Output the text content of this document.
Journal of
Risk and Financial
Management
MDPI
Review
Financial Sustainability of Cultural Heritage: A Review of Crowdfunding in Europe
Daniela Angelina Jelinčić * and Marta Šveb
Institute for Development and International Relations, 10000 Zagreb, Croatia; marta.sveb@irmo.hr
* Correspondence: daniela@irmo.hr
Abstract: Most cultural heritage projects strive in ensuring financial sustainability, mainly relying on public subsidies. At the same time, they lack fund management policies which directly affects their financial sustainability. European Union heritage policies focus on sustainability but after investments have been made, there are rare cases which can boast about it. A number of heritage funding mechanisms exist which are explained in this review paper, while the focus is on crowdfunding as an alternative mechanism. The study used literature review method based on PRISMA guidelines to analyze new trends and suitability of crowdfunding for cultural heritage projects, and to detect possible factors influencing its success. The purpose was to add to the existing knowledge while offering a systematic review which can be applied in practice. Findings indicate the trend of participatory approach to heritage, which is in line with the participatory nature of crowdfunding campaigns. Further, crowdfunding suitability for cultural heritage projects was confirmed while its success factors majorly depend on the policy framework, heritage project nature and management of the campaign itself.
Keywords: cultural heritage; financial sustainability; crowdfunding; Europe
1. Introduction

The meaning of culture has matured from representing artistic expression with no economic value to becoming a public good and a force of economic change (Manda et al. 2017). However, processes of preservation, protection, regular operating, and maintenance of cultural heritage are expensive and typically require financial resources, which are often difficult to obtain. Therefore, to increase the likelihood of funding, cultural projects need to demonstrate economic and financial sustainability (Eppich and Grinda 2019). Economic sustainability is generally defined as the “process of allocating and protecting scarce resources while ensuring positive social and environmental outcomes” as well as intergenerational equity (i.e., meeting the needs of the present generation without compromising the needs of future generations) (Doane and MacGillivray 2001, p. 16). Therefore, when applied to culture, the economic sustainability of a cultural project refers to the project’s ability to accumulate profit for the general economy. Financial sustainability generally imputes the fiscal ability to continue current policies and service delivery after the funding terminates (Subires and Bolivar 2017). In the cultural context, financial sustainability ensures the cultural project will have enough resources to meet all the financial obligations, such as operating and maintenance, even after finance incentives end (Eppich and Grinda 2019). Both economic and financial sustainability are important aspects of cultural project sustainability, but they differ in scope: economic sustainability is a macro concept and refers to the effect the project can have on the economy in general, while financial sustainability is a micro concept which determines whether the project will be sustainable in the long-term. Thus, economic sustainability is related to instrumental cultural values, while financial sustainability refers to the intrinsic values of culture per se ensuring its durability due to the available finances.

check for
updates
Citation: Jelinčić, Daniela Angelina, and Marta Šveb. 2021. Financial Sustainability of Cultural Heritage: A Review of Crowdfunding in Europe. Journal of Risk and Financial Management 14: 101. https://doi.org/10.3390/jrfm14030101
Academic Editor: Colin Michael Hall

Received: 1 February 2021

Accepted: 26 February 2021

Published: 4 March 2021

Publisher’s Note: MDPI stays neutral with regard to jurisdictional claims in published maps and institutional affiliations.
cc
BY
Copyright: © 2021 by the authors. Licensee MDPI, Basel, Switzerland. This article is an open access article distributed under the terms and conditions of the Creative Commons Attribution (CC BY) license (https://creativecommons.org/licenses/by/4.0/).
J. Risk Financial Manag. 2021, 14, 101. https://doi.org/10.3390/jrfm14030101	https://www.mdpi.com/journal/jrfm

══════

SET EXERCISE | Repeat every line of the material exactly as given.

EXERCISE RESULT |
Output the text content of this document.
Journal of
Risk and Financial
Management
MDPI
Review
Financial Sustainability of Cultural Heritage: A Review of Crowdfunding in Europe
Daniela Angelina Jelinčić * and Marta Šveb
Institute for Development and International Relations, 10000 Zagreb, Croatia; marta.sveb@irmo.hr
* Correspondence: daniela@irmo.hr
Abstract: Most cultural heritage projects strive in ensuring financial sustainability, mainly relying on public subsidies. At the same time, they lack fund management policies which directly affects their financial sustainability. European Union heritage policies focus on sustainability but after investments have been made, there are rare cases which can boast about it. A number of heritage funding mechanisms exist which are explained in this review paper, while the focus is on crowdfunding as an alternative mechanism. The study used literature review method based on PRISMA guidelines to analyze new trends and suitability of crowdfunding for cultural heritage projects, and to detect possible factors influencing its success. The purpose was to add to the existing knowledge while offering a systematic review which can be applied in practice. Findings indicate the trend of participatory approach to heritage, which is in line with the participatory nature of crowdfunding campaigns. Further, crowdfunding suitability for cultural heritage projects was confirmed while its success factors majorly depend on the policy framework, heritage project nature and management of the campaign itself.
Keywords: cultural heritage; financial sustainability; crowdfunding; Europe
1. Introduction

The meaning of culture has matured from representing artistic expression with no economic value to becoming a public good and a force of economic change (Manda et al. 2017). However, processes of preservation, protection, regular operating, and maintenance of cultural heritage are expensive and typically require financial resources, which are often difficult to obtain. Therefore, to increase the likelihood of funding, cultural projects need to demonstrate economic and financial sustainability (Eppich and Grinda 2019). Economic sustainability is generally defined as the “process of allocating and protecting scarce resources while ensuring positive social and environmental outcomes” as well as intergenerational equity (i.e., meeting the needs of the present generation without compromising the needs of future generations) (Doane and MacGillivray 2001, p. 16). Therefore, when applied to culture, the economic sustainability of a cultural project refers to the project’s ability to accumulate profit for the general economy. Financial sustainability generally imputes the fiscal ability to continue current policies and service delivery after the funding terminates (Subires and Bolivar 2017). In the cultural context, financial sustainability ensures the cultural project will have enough resources to meet all the financial obligations, such as operating and maintenance, even after finance incentives end (Eppich and Grinda 2019). Both economic and financial sustainability are important aspects of cultural project sustainability, but they differ in scope: economic sustainability is a macro concept and refers to the effect the project can have on the economy in general, while financial sustainability is a micro concept which determines whether the project will be sustainable in the long-term. Thus, economic sustainability is related to instrumental cultural values, while financial sustainability refers to the intrinsic values of culture per se ensuring its durability due to the available finances.

check for
updates
Citation: Jelinčić, Daniela Angelina, and Marta Šveb. 2021. Financial Sustainability of Cultural Heritage: A Review of Crowdfunding in Europe. Journal of Risk and Financial Management 14: 101. https://doi.org/10.3390/jrfm14030101
Academic Editor: Colin Michael Hall

Received: 1 February 2021

Accepted: 26 February 2021

Published: 4 March 2021

Publisher’s Note: MDPI stays neutral with regard to jurisdictional claims in published maps and institutional affiliations.
cc
BY
Copyright: © 2021 by the authors. Licensee MDPI, Basel, Switzerland. This article is an open access article distributed under the terms and conditions of the Creative Commons Attribution (CC BY) license (https://creativecommons.org/licenses/by/4.0/).
J. Risk Financial Manag. 2021, 14, 101. https://doi.org/10.3390/jrfm14030101	https://www.mdpi.com/journal/jrfm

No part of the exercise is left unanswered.